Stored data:
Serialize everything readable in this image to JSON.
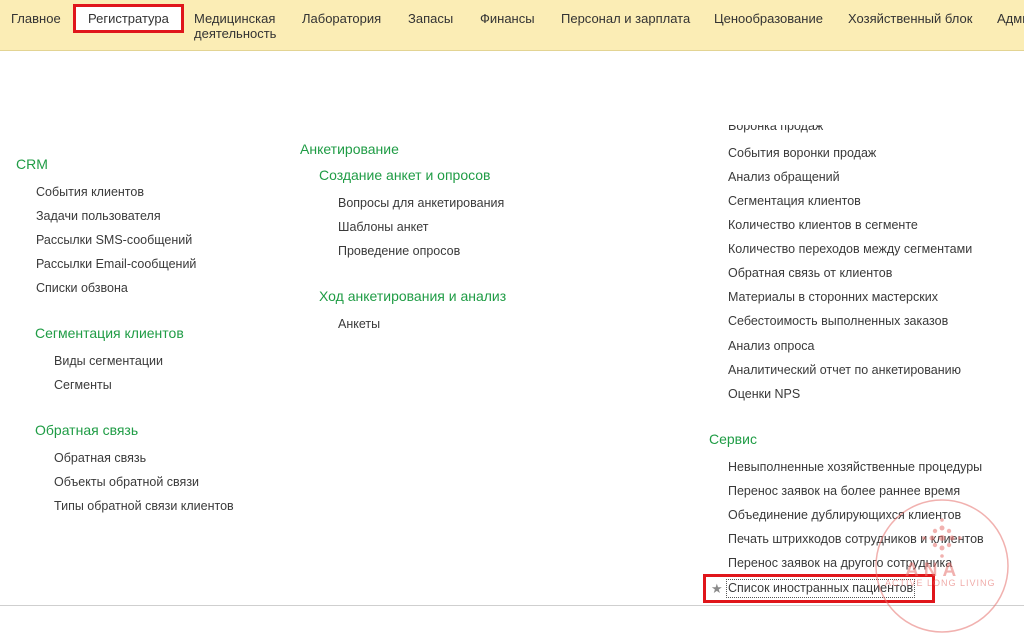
{
  "nav": {
    "tabs": [
      {
        "label": "Главное"
      },
      {
        "label": "Регистратура"
      },
      {
        "label_line1": "Медицинская",
        "label_line2": "деятельность"
      },
      {
        "label": "Лаборатория"
      },
      {
        "label": "Запасы"
      },
      {
        "label": "Финансы"
      },
      {
        "label": "Персонал и зарплата"
      },
      {
        "label": "Ценообразование"
      },
      {
        "label": "Хозяйственный блок"
      },
      {
        "label": "Адми"
      }
    ],
    "active_tab": "Регистратура"
  },
  "left": {
    "crm": {
      "title": "CRM",
      "items": [
        "События клиентов",
        "Задачи пользователя",
        "Рассылки SMS-сообщений",
        "Рассылки Email-сообщений",
        "Списки обзвона"
      ]
    },
    "segmentation": {
      "title": "Сегментация клиентов",
      "items": [
        "Виды сегментации",
        "Сегменты"
      ]
    },
    "feedback": {
      "title": "Обратная связь",
      "items": [
        "Обратная связь",
        "Объекты обратной связи",
        "Типы обратной связи клиентов"
      ]
    }
  },
  "middle": {
    "title": "Анкетирование",
    "create": {
      "title": "Создание анкет и опросов",
      "items": [
        "Вопросы для анкетирования",
        "Шаблоны анкет",
        "Проведение опросов"
      ]
    },
    "progress": {
      "title": "Ход анкетирования и анализ",
      "items": [
        "Анкеты"
      ]
    }
  },
  "right": {
    "cut_item": "Воронка продаж",
    "reports": [
      "События воронки продаж",
      "Анализ обращений",
      "Сегментация клиентов",
      "Количество клиентов в сегменте",
      "Количество переходов между сегментами",
      "Обратная связь от клиентов",
      "Материалы в сторонних мастерских",
      "Себестоимость выполненных заказов",
      "Анализ опроса",
      "Аналитический отчет по анкетированию",
      "Оценки NPS"
    ],
    "service": {
      "title": "Сервис",
      "items": [
        "Невыполненные хозяйственные процедуры",
        "Перенос заявок на более раннее время",
        "Объединение дублирующихся клиентов",
        "Печать штрихкодов сотрудников и клиентов",
        "Перенос заявок на другого сотрудника",
        "Список иностранных пациентов"
      ]
    }
  },
  "watermark": {
    "brand": "ANA",
    "slogan": "ACTIVE LONG LIVING"
  },
  "colors": {
    "nav_bg": "#fbedb5",
    "group_title": "#1f9c45",
    "highlight": "#e0161b",
    "link": "#3a3a3a"
  }
}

- Work to be completed -
Write out the listing word for word, omitting the pictures it holds.

- Solution -
Serialize everything readable in this image to JSON.
{
  "nav": {
    "tabs": [
      {
        "label": "Главное"
      },
      {
        "label": "Регистратура"
      },
      {
        "label_line1": "Медицинская",
        "label_line2": "деятельность"
      },
      {
        "label": "Лаборатория"
      },
      {
        "label": "Запасы"
      },
      {
        "label": "Финансы"
      },
      {
        "label": "Персонал и зарплата"
      },
      {
        "label": "Ценообразование"
      },
      {
        "label": "Хозяйственный блок"
      },
      {
        "label": "Адми"
      }
    ],
    "active_tab": "Регистратура"
  },
  "left": {
    "crm": {
      "title": "CRM",
      "items": [
        "События клиентов",
        "Задачи пользователя",
        "Рассылки SMS-сообщений",
        "Рассылки Email-сообщений",
        "Списки обзвона"
      ]
    },
    "segmentation": {
      "title": "Сегментация клиентов",
      "items": [
        "Виды сегментации",
        "Сегменты"
      ]
    },
    "feedback": {
      "title": "Обратная связь",
      "items": [
        "Обратная связь",
        "Объекты обратной связи",
        "Типы обратной связи клиентов"
      ]
    }
  },
  "middle": {
    "title": "Анкетирование",
    "create": {
      "title": "Создание анкет и опросов",
      "items": [
        "Вопросы для анкетирования",
        "Шаблоны анкет",
        "Проведение опросов"
      ]
    },
    "progress": {
      "title": "Ход анкетирования и анализ",
      "items": [
        "Анкеты"
      ]
    }
  },
  "right": {
    "cut_item": "Воронка продаж",
    "reports": [
      "События воронки продаж",
      "Анализ обращений",
      "Сегментация клиентов",
      "Количество клиентов в сегменте",
      "Количество переходов между сегментами",
      "Обратная связь от клиентов",
      "Материалы в сторонних мастерских",
      "Себестоимость выполненных заказов",
      "Анализ опроса",
      "Аналитический отчет по анкетированию",
      "Оценки NPS"
    ],
    "service": {
      "title": "Сервис",
      "items": [
        "Невыполненные хозяйственные процедуры",
        "Перенос заявок на более раннее время",
        "Объединение дублирующихся клиентов",
        "Печать штрихкодов сотрудников и клиентов",
        "Перенос заявок на другого сотрудника",
        "Список иностранных пациентов"
      ]
    }
  },
  "watermark": {
    "brand": "ANA",
    "slogan": "ACTIVE LONG LIVING"
  },
  "colors": {
    "nav_bg": "#fbedb5",
    "group_title": "#1f9c45",
    "highlight": "#e0161b",
    "link": "#3a3a3a"
  }
}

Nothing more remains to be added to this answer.